- [What you are asked to do] Count how many lines of the data below contain the string "also"; the reply should be that number alone.

►

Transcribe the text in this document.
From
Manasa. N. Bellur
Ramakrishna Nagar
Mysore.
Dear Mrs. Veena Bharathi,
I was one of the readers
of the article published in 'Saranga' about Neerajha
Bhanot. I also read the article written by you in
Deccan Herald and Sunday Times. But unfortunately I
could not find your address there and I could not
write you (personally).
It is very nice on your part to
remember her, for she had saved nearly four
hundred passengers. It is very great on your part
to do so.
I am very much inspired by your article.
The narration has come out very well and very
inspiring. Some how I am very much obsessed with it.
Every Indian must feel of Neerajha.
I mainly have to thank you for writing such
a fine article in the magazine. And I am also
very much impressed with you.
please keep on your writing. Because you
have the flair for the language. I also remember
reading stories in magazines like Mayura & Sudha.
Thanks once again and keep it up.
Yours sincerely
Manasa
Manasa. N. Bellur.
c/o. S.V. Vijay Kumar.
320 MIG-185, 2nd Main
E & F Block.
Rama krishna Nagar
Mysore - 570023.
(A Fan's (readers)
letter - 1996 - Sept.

◄

- [Solution] 3